- Problemas por resolver -
1. Resume en una sola oración más breve el párrafo del texto sobre los escollos de los médiums que comienza con "Esta es una distinción capital", conservando sus ideas principales.
2. Transcribe del texto sobre los escollos de los médiums el pasaje que empieza con las palabras que contienen "El don de la" y termina con "los buenos Espíritus.".
3. Retoma el texto sobre los escollos de los médiums y continúalo a partir de su última oración.
━━━━━ Fragmento para leer
Escollos de los médiums
La mediumnidad es una facultad múltiple, que presenta una variedad infinita de matices en sus medios y en sus efectos.
Quienquiera que sea apto para recibir o para transmitir las comunicaciones de los Espíritus es, por eso mismo, médium, cualquiera que sea el modo empleado o el grado de desarrollo de la facultad, desde la simple influencia oculta hasta la producción de los fenómenos más insólitos.
Sin embargo, en el uso corriente, esta palabra tiene una acepción más limitada y se refiere generalmente a las personas dotadas de una potencia mediadora suficientemente grande, sea para producir efectos físicos, sea para transmitir el pensamiento de los Espíritus por medio de la escritura o del habla.
Aunque esa facultad no es un privilegio exclusivo, es cierto que encuentra a refractarios, por lo menos en el sentido que se le da.
También es cierto que presenta escollos para aquellos que la poseen; que puede alterarse, incluso perderse, y frecuentemente ser una fuente de graves desengaños.
Es sobre este punto que pensamos que es útil llamar la atención de todos aquellos que se ocupan de las comunicaciones espíritas, sea directamente, sea por intermediario.
Decimos por intermediario porque también es importante, para aquellos que se sirven de médiums, el poder apreciar la valía de ellos y la confianza que merecen sus comunicaciones.
El don de la mediumnidad está relacionado con causas que todavía no son perfectamente conocidas y en las que lo físico parece tener una gran participación.
A primera vista, parecería que un don tan precioso solamente debe estar repartido entre almas de élite.
Ahora bien, la experiencia demuestra lo contrario, pues se encuentra a médiums poderosos entre personas cuya moral deja mucho que desear, mientras que otras, estimables bajo todos los aspectos, están privadas de la mediumnidad.
Aquel que fracasa, a pesar de su deseo, de sus esfuerzos y de su perseverancia, no debe sacar conclusiones desfavorables sobre sí mismo, tampoco creerse indigno de la benevolencia de los buenos Espíritus.
Si esa gracia no le ha sido concedida, hay otras que, sin duda, le pueden ofrecer una amplia compensación.
Por la misma razón, aquel que se beneficia de ese don no podría enorgullecerse de eso, pues la mediumnidad no es, para él, la señal de ningún mérito personal.
El mérito no está, pues, en la posesión de la facultad mediúmnica, que puede ser concedida a todo el mundo, sino en el uso que se puede hacer de ella.
Esta es una distinción capital que jamás se debe perder de vista: el buen médium no es aquel que recibe comunicaciones fácilmente, sino únicamente el que tiene la aptitud de recibir solamente buenas comunicaciones.
Ahora bien, aquí es donde las condiciones morales del médium son todopoderosas y donde también están los más grandes escollos para él.
━━━━━━━━━━
━━━━━ Entradas de datos
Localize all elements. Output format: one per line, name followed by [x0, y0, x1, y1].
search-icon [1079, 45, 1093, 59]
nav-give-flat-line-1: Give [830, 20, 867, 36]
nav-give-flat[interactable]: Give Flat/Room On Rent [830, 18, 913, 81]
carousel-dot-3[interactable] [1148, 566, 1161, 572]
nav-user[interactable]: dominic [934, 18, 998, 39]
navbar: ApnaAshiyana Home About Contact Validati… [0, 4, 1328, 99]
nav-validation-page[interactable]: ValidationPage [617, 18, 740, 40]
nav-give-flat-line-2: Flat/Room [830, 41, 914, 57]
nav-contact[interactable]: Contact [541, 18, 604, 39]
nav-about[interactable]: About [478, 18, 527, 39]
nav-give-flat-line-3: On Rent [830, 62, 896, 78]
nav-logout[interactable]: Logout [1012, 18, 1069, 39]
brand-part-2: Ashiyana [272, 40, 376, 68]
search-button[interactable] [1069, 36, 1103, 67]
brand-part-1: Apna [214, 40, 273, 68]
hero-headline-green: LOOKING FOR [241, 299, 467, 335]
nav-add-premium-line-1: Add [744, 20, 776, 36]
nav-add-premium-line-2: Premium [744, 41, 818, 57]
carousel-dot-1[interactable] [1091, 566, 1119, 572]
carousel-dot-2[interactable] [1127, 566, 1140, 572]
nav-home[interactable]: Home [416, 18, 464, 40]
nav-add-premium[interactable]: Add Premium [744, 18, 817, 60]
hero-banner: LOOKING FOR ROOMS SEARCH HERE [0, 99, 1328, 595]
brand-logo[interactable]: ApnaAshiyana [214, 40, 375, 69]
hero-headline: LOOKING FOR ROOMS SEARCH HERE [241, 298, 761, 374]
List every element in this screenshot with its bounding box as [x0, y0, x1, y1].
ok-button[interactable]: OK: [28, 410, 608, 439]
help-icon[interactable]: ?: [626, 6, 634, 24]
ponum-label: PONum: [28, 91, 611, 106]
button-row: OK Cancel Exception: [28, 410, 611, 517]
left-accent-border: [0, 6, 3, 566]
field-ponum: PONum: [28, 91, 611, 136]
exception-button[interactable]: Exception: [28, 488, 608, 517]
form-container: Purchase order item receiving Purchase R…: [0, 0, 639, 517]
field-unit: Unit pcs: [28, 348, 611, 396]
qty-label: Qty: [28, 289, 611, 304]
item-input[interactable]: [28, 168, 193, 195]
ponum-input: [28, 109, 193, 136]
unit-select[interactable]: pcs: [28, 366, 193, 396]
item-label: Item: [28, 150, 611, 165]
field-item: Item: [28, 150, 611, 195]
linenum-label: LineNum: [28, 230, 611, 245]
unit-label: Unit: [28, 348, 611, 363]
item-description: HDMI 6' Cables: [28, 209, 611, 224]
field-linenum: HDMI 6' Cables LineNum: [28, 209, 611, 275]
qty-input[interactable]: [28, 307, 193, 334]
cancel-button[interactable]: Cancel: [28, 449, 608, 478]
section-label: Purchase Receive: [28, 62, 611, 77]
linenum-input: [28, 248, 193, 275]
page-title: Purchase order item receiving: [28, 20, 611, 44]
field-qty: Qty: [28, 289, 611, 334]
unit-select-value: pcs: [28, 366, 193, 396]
━━━━━━━━━━
- Resultados esperados -
1. Nunca debe olvidarse que el buen médium no es quien recibe comunicaciones con facilidad, sino solo quien es apto para recibir únicamente buenas comunicaciones.

2.
El don de la mediumnidad está relacionado con causas que todavía no son perfectamente conocidas y en las que lo físico parece tener una gran participación.
A primera vista, parecería que un don tan precioso solamente debe estar repartido entre almas de élite.
Ahora bien, la experiencia demuestra lo contrario, pues se encuentra a médiums poderosos entre personas cuya moral deja mucho que desear, mientras que otras, estimables bajo todos los aspectos, están privadas de la mediumnidad.
Aquel que fracasa, a pesar de su deseo, de sus esfuerzos y de su perseverancia, no debe sacar conclusiones desfavorables sobre sí mismo, tampoco creerse indigno de la benevolencia de los buenos Espíritus.

3.
Para darse cuenta de esta situación y comprender lo que vamos a decir, es necesario referirse a este principio fundamental: entre los Espíritus, hay todos los grados de bien y de mal, de ciencia y de ignorancia; los Espíritus pululan alrededor de nosotros y, cuando pensamos que estamos solos, estamos incesantemente rodeados de seres que nos codean, algunos con indiferencia, como extraños, otros que nos observan con intenciones benévolas, en mayor o en menor grado, según su naturaleza.
El proverbio «Quien se asemeja se reúne»(1) tiene su aplicación tanto entre los Espíritus como entre nosotros, y más aún entre ellos, si eso es posible, porque no están como nosotros bajo la influencia de las consideraciones sociales.
Sin embargo, si entre nosotros, algunas veces, esas consideraciones mezclan a personas con maneras y gustos muy diferentes, esa mezcla es solamente, en cierto modo, material y transitoria; la similitud o la divergencia de los pensamientos será siempre la causa de las atracciones y de las repulsiones.
Nuestra alma, que, en definitiva, es sólo un Espíritu encarnado, no deja de ser Espíritu.
Si el Espíritu está momentáneamente revestido de un envoltorio material, sus relaciones con el mundo incorpóreo, aunque son menos fáciles que en el estado de libertad, no están interrumpidas, por eso, de una manera absoluta.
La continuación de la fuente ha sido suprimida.